The algorithm uses a difference array technique to efficiently handle range updates, avoiding the need to update each character individually for every shift operation, which would result in O(m * n) time complexity.

Learn more about how to find time and space complexity quickly.

Common Pitfalls

1. Incorrect Handling of Negative Shifts (Modulo with Negative Numbers)

The Pitfall: When shifting backward, we get negative values in our difference array. In many programming languages, the modulo operation with negative numbers doesn't behave as expected for circular wrapping.

For example, in Python:

• -1 % 26 = 25 (works correctly)
• But in languages like Java or C++: -1 % 26 = -1 (problematic!)

Incorrect Implementation:

# This might fail with large negative shifts
new_pos = (original_pos + diff_array[i]) % 26  # Wrong for negative shifts!

If original_pos = 0 (letter 'a') and diff_array[i] = -30:

• Without proper handling: (0 - 30) % 26 might give unexpected results in some languages

Correct Solution:

# Add an extra 26 (or multiple of 26) to ensure positive number before modulo
new_pos = (original_pos + diff_array[i] + 26) % 26  # Works but might fail for very large negative shifts

# More robust solution for any negative shift size:
new_pos = (original_pos + diff_array[i] % 26 + 26) % 26

2. Off-by-One Error in Difference Array Boundary

The Pitfall: Forgetting to update at end_idx + 1 or using wrong array size.

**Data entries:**
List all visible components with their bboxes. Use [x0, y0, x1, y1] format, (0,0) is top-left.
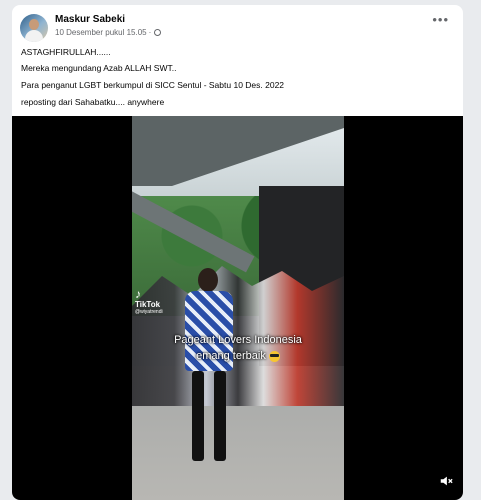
avatar-face [29, 19, 39, 30]
video-caption-line-1: Pageant Lovers Indonesia [174, 334, 302, 346]
post-text-line-3: Para penganut LGBT berkumpul di SICC Sen… [21, 80, 285, 90]
author-name[interactable]: Maskur Sabeki [55, 14, 125, 25]
walker-boot-right [214, 371, 226, 461]
video-player[interactable]: ♪ TikTok @wiyatrendi Pageant Lovers Indo… [12, 116, 463, 500]
tiktok-icon: ♪ [135, 287, 141, 301]
post-timestamp[interactable]: 10 Desember pukul 15.05 [55, 28, 147, 37]
tiktok-handle: @wiyatrendi [135, 309, 163, 315]
video-frame[interactable]: ♪ TikTok @wiyatrendi Pageant Lovers Indo… [132, 116, 344, 500]
post-text-line-1: ASTAGHFIRULLAH...... [21, 47, 111, 57]
more-options-icon[interactable]: ••• [432, 13, 449, 26]
avatar[interactable] [20, 14, 48, 42]
post-text-line-4: reposting dari Sahabatku.... anywhere [21, 97, 165, 107]
smiling-face-with-sunglasses-icon [268, 350, 280, 362]
globe-icon[interactable] [154, 29, 162, 36]
video-caption-line-2: emang terbaik [132, 350, 344, 362]
avatar-body [25, 30, 43, 42]
walker-head [198, 268, 218, 292]
video-caption-text: emang terbaik [196, 350, 266, 362]
post-meta: 10 Desember pukul 15.05 · [55, 28, 162, 37]
post-card: Maskur Sabeki 10 Desember pukul 15.05 · … [12, 5, 463, 500]
tiktok-watermark: ♪ TikTok @wiyatrendi [135, 288, 175, 315]
walker-boot-left [192, 371, 204, 461]
separator-dot: · [148, 28, 152, 37]
speaker-muted-icon[interactable] [439, 474, 453, 488]
tiktok-label: TikTok [135, 300, 161, 309]
post-text-line-2: Mereka mengundang Azab ALLAH SWT.. [21, 63, 177, 73]
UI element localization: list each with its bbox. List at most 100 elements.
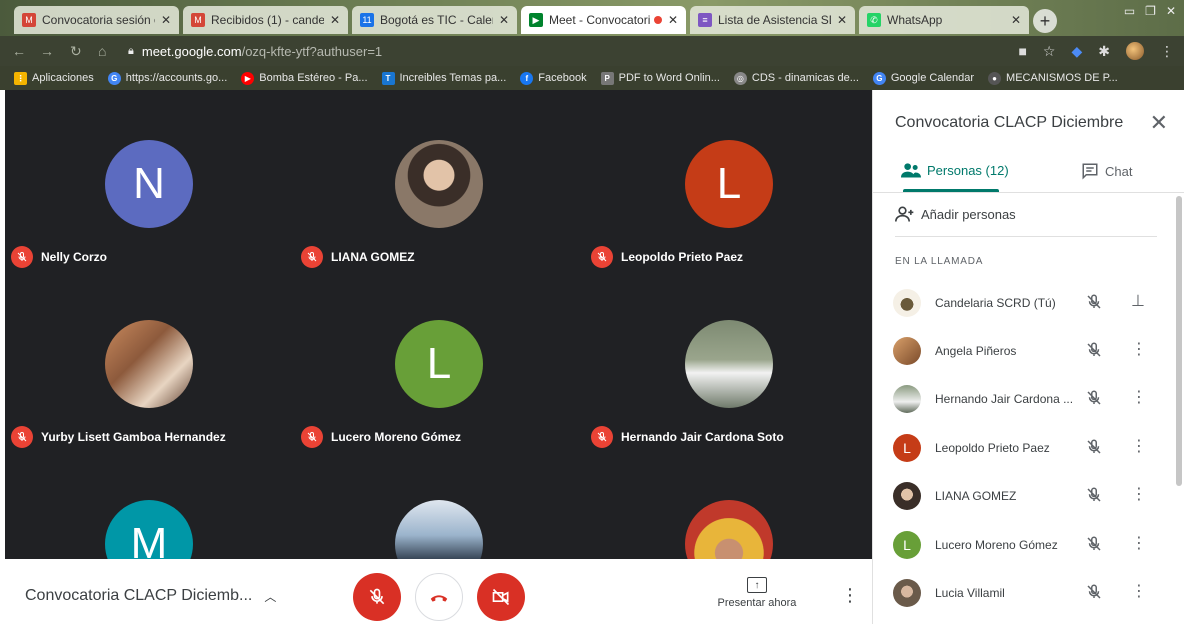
close-window-icon[interactable]: ✕ xyxy=(1166,4,1176,18)
bookmark-item[interactable]: G Google Calendar xyxy=(872,71,974,85)
participant-tile[interactable] xyxy=(585,450,872,559)
avatar xyxy=(893,385,921,413)
back-icon[interactable]: ← xyxy=(12,43,26,59)
minimize-icon[interactable]: ▭ xyxy=(1124,4,1135,18)
more-options-icon[interactable]: ⋮ xyxy=(841,585,859,606)
toggle-camera-button[interactable] xyxy=(477,573,525,621)
t-site-icon: T xyxy=(381,71,395,85)
participant-list-item[interactable]: Lucia Villamil ⋮ xyxy=(893,575,1165,611)
present-now-button[interactable]: ↑ Presentar ahora xyxy=(713,577,801,609)
home-icon[interactable]: ⌂ xyxy=(98,43,106,59)
bookmark-star-icon[interactable]: ☆ xyxy=(1043,43,1056,60)
meet-icon: ▶ xyxy=(529,13,543,27)
add-people-button[interactable]: Añadir personas xyxy=(895,206,1016,222)
address-bar[interactable]: 🔒︎ meet.google.com/ozq-kfte-ytf?authuser… xyxy=(128,40,998,62)
add-person-icon xyxy=(895,206,914,222)
profile-avatar[interactable] xyxy=(1126,42,1144,60)
participant-tile[interactable]: L Leopoldo Prieto Paez xyxy=(585,90,872,270)
bookmark-item[interactable]: f Facebook xyxy=(520,71,587,85)
youtube-icon: ▶ xyxy=(241,71,255,85)
participant-tile[interactable]: M xyxy=(5,450,294,559)
participant-tile[interactable] xyxy=(295,450,584,559)
more-options-icon[interactable]: ⋮ xyxy=(1131,484,1147,504)
participant-list-item[interactable]: Hernando Jair Cardona ... ⋮ xyxy=(893,381,1165,417)
close-tab-icon[interactable]: ✕ xyxy=(1011,13,1021,27)
browser-tab[interactable]: M Recibidos (1) - candelari✕ xyxy=(183,6,348,34)
participant-name: Hernando Jair Cardona Soto xyxy=(621,430,784,444)
participant-list-item[interactable]: LIANA GOMEZ ⋮ xyxy=(893,478,1165,514)
participant-tile[interactable]: Yurby Lisett Gamboa Hernandez xyxy=(5,270,294,450)
divider xyxy=(895,236,1157,237)
apps-icon: ⋮ xyxy=(14,71,27,85)
avatar xyxy=(685,320,773,408)
tab-chat[interactable]: Chat xyxy=(1081,162,1132,180)
participant-tile[interactable]: N Nelly Corzo xyxy=(5,90,294,270)
restore-icon[interactable]: ❐ xyxy=(1145,4,1156,18)
avatar: N xyxy=(105,140,193,228)
puzzle-icon[interactable]: ✱ xyxy=(1098,43,1110,60)
participant-list-item[interactable]: L Leopoldo Prieto Paez ⋮ xyxy=(893,430,1165,466)
close-tab-icon[interactable]: ✕ xyxy=(668,13,678,27)
participant-name: Lucero Moreno Gómez xyxy=(331,430,462,444)
avatar: L xyxy=(395,320,483,408)
reload-icon[interactable]: ↻ xyxy=(70,43,82,60)
tab-people[interactable]: Personas (12) xyxy=(901,162,1009,178)
more-options-icon[interactable]: ⋮ xyxy=(1131,436,1147,456)
nameplate: Hernando Jair Cardona Soto xyxy=(591,426,784,448)
people-panel: Convocatoria CLACP Diciembre ✕ Personas … xyxy=(872,90,1184,624)
close-tab-icon[interactable]: ✕ xyxy=(330,13,340,27)
participant-name: Hernando Jair Cardona ... xyxy=(935,392,1074,406)
panel-scrollbar[interactable] xyxy=(1176,196,1182,486)
browser-tab[interactable]: M Convocatoria sesión ord✕ xyxy=(14,6,179,34)
bookmark-item[interactable]: P PDF to Word Onlin... xyxy=(600,71,720,85)
participant-tile[interactable]: L Lucero Moreno Gómez xyxy=(295,270,584,450)
participant-name: Leopoldo Prieto Paez xyxy=(621,250,744,264)
close-tab-icon[interactable]: ✕ xyxy=(837,13,847,27)
divider xyxy=(873,192,1184,193)
more-options-icon[interactable]: ⋮ xyxy=(1131,339,1147,359)
google-icon: G xyxy=(107,71,121,85)
browser-tab[interactable]: ✆ WhatsApp ✕ xyxy=(859,6,1029,34)
browser-tab-active[interactable]: ▶ Meet - Convocatoria ✕ xyxy=(521,6,686,34)
bookmark-item[interactable]: ⋮ Aplicaciones xyxy=(14,71,94,85)
chevron-up-icon: ︿ xyxy=(264,589,277,604)
new-tab-button[interactable]: + xyxy=(1033,9,1057,33)
close-tab-icon[interactable]: ✕ xyxy=(499,13,509,27)
more-options-icon[interactable]: ⋮ xyxy=(1131,581,1147,601)
gmail-icon: M xyxy=(191,13,205,27)
close-icon[interactable]: ✕ xyxy=(1150,110,1168,136)
chrome-menu-icon[interactable]: ⋮ xyxy=(1160,43,1174,60)
panel-title: Convocatoria CLACP Diciembre xyxy=(895,114,1124,131)
bookmark-item[interactable]: ◎ CDS - dinamicas de... xyxy=(733,71,859,85)
more-options-icon[interactable]: ⋮ xyxy=(1131,387,1147,407)
leave-call-button[interactable] xyxy=(415,573,463,621)
browser-tab[interactable]: ≡ Lista de Asistencia SDAC✕ xyxy=(690,6,855,34)
participant-tile[interactable]: Hernando Jair Cardona Soto xyxy=(585,270,872,450)
bookmark-item[interactable]: T Increibles Temas pa... xyxy=(381,71,506,85)
participant-tile[interactable]: LIANA GOMEZ xyxy=(295,90,584,270)
close-tab-icon[interactable]: ✕ xyxy=(161,13,171,27)
mic-off-icon xyxy=(1085,486,1103,509)
pin-icon[interactable]: ⊥ xyxy=(1131,291,1145,311)
window-controls: ▭ ❐ ✕ xyxy=(1124,4,1176,18)
participant-list-item[interactable]: L Lucero Moreno Gómez ⋮ xyxy=(893,527,1165,563)
bookmark-item[interactable]: ▶ Bomba Estéreo - Pa... xyxy=(241,71,368,85)
nameplate: Nelly Corzo xyxy=(11,246,107,268)
participant-list-item[interactable]: Candelaria SCRD (Tú) ⊥ xyxy=(893,285,1165,321)
globe-icon: ◎ xyxy=(733,71,747,85)
bookmark-item[interactable]: Ghttps://accounts.go... xyxy=(107,71,227,85)
participant-list-item[interactable]: Angela Piñeros ⋮ xyxy=(893,333,1165,369)
camera-off-icon xyxy=(492,588,510,606)
lock-icon: 🔒︎ xyxy=(128,44,134,57)
bookmark-item[interactable]: ● MECANISMOS DE P... xyxy=(988,71,1118,85)
meeting-details-toggle[interactable]: Convocatoria CLACP Diciemb... ︿ xyxy=(25,587,276,605)
browser-tabstrip: M Convocatoria sesión ord✕ M Recibidos (… xyxy=(0,0,1184,36)
camera-in-use-icon[interactable]: ■ xyxy=(1018,43,1026,59)
toggle-mic-button[interactable] xyxy=(353,573,401,621)
forward-icon[interactable]: → xyxy=(40,43,54,59)
browser-tab[interactable]: 11 Bogotá es TIC - Calendar✕ xyxy=(352,6,517,34)
more-options-icon[interactable]: ⋮ xyxy=(1131,533,1147,553)
avatar xyxy=(893,482,921,510)
participant-name: Candelaria SCRD (Tú) xyxy=(935,296,1056,310)
extension-icon[interactable]: ◆ xyxy=(1071,43,1082,60)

**Instructions:**
1 - According to the algorithm write-up, why does the algorithm use a difference array? Answer in one to three sentences.
2 - Write the next part of the algorithm write-up, starting after its final sentence.
The records were taken from a separate source.

**Answers:**
1 - It uses a difference array to handle range updates efficiently, so it does not have to update each character individually for every shift operation. Updating each character that way would result in O(m * n) time complexity.

2 -
Incorrect Implementation:

# Wrong: Array too small
diff_array = [0] * n  # Should be n + 1

# Wrong: Incorrect boundary update
diff_array[end_idx] -= direction  # Should be end_idx + 1

This causes:

• Array index out of bounds when end_idx = n - 1
• Incorrect shift ranges (shifts bleeding into unwanted positions)

Correct Solution:

# Correct size and boundary
diff_array = [0] * (n + 1)
diff_array[end_idx + 1] -= direction

3. Forgetting to Handle the Direction Conversion

The Pitfall: Using the direction value directly without converting 0 to -1.

Incorrect Implementation:

# Wrong: Using direction as-is
diff_array[start_idx] += direction  # 0 means no shift instead of backward!

This causes backward shifts (direction = 0) to have no effect at all.

Correct Solution:

# Convert direction properly
if direction == 0:
    direction = -1
diff_array[start_idx] += direction

4. Integer Overflow in Accumulated Shifts

The Pitfall: With many overlapping shifts, the accumulated shift value can become very large.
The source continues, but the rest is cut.